La spiegazione dell’esito elettorale veneto è abbastanza semplice: la Lega vince, con Zaia, sapendo rappresentare sia il governo (locale e regionale) sia la protesta contro le politiche di Roma (e di Bruxelles).

La sinistra non riesce a fare né una cosa né l’altra, con Alessandra Moretti e la sua coalizione ma anche con le proposte alternative in campo. Sulla carta, il programma del centrosinistra veneto era il più avanzato da almeno vent’anni, mentre la candidata presidente, al di là di qualche gaffe e battuta discutibile, era accreditata di una certa efficacia comunicativa e di una certa concretezza politica (confermata dalle esperienze amministrative e dal curriculum elettorale vincente), mentre le forze aggregate coprivano un arco vasto (a fronte di una divisione del fronte avverso, con la scissione di Tosi).

Eppure non ha funzionato. Fuori coalizione, l’acuirsi del profilo controriformista del governo Renzi (tra Jobs Act, Italicum e scuola), aprivano uno spazio largo d’iniziativa. Neanche questo, però, ha funzionato. Le percentuali della sinistra dentro e fuori la coalizione sono le minime da sempre. La grandissima parte dello spazio politico tra governo e opposizione è stata saturata da Zaia (e, dal lato della protesta, anche dal M5S, malgrado il suo risultato sia fra i peggiori d’Italia).

# Estratto del materiale
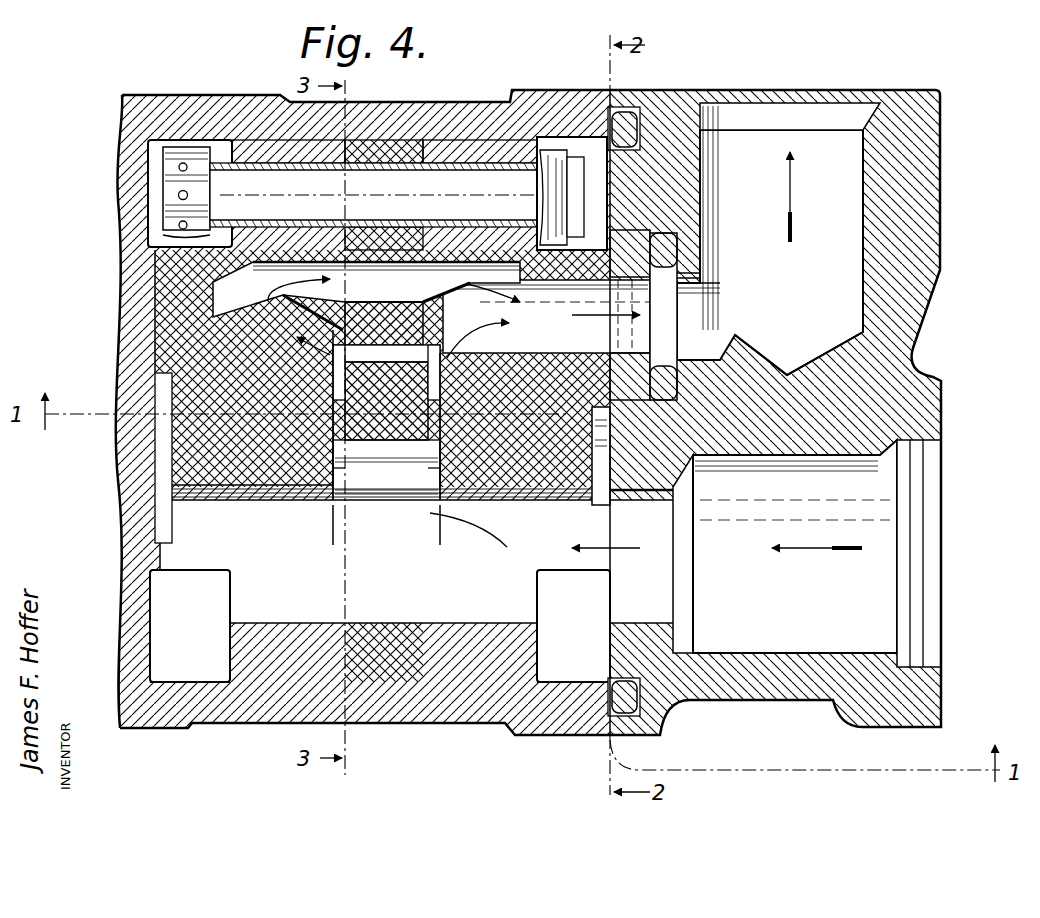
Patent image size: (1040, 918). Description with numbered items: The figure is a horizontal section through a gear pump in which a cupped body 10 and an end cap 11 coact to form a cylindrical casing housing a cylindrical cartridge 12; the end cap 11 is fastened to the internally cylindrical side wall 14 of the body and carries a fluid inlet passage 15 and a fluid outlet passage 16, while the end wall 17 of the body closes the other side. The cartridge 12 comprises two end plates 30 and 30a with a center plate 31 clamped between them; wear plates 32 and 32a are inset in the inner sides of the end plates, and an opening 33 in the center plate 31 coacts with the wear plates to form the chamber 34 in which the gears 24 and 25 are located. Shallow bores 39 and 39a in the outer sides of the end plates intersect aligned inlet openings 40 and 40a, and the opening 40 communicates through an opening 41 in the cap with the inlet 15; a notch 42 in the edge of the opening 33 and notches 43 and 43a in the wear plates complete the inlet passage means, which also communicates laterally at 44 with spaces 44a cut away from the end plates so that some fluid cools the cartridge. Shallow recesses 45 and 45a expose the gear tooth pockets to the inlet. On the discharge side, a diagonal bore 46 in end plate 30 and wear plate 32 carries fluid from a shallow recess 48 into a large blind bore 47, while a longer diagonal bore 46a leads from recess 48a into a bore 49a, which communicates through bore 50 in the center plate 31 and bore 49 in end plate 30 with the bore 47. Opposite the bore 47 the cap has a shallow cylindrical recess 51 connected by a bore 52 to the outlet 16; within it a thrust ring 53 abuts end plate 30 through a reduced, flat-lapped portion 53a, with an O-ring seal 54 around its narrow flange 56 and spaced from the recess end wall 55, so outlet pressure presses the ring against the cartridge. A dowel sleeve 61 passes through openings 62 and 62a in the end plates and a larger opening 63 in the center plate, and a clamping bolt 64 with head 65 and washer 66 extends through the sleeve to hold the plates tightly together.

# Esercizi
A – Nel testo sulle elezioni in Veneto, quale scissione divideva il fronte avverso al centrosinistra?
B – Prosegui il testo sulle elezioni in Veneto dopo l'ultima frase riportata.

# Risposte scritte
A – La scissione di Tosi.

B –
Chi ha convinto Zaia? Un Veneto scosso dalla crisi, che vede segnali di ripresa ma che teme siano illusori, angosciato da cassa integrazione, licenziamenti, fallimenti, mutui, tassi d’interesse, crediti usurai, mercato del lavoro spietato, concorrenza d’impresa feroce, infrastrutture caotiche, stravolgimento del quadro ambientale e sociale nella non gestita «metamorfosi» in atto (per citare il titolo di un utile e recente libro di Daniele Marini, edito da Marsilio). Ma anche stanco da una richiesta inevasa di autonomia, di federalismo, un’istanza qui potentemente presente e che la sinistra assume solo quando la Lega cresce ma che viene poi dimenticata non appena la Lega declina (com’era accaduto negli anni scorsi, prima del truce ma formidabile rilancio salviniano).

Tutto ciò, nel travaglio del melting pot ribollente che significa soprattutto ignavia e iniquità delle politiche sull’immigrazione, che aprono spazi alla predicazione xenofoba e agli imprenditori politici della paura, un tempo i Gentilini e i Bossi oggi i Bitonci e i Salvini.

Zaia è la figura sintesi. La sinistra non ha saputo proporre un’alternativa perché non ha fornito risposte originali e concrete ma, al più, nell’azione di governo a Roma e spesso localmente, suggestioni o rivisitazioni «moderate» delle stesse ricette leghiste e liberiste. Certo, poi ci vuole anche la faccia tosta di Zaia, l’abilità a dipingersi come estraneo non solo giudiziariamente ma anche politicamente alla corruzione che ha segnato l’amministrazione da lui guidata (o di cui era il vice, con Galan) di cui lo scandalo Mose è solo il più eclatante esempio, così da porsi come l’uomo giusto per governare anche un Veneto giunto, dopo scandali e crisi, al suo «anno zero» (per citare un altro fresco libro importante, di Renzo Mazzaro, edito da Laterza).

All’anno zero del Veneto, e all’ora x di Venezia, l’ora in cui, il prossimo 14 giugno, al ballottaggio, per la prima volta da vent’anni la città rischia di passare in mano alla destra peggiore, la sinistra si presenta inquieta, insicura e divisa.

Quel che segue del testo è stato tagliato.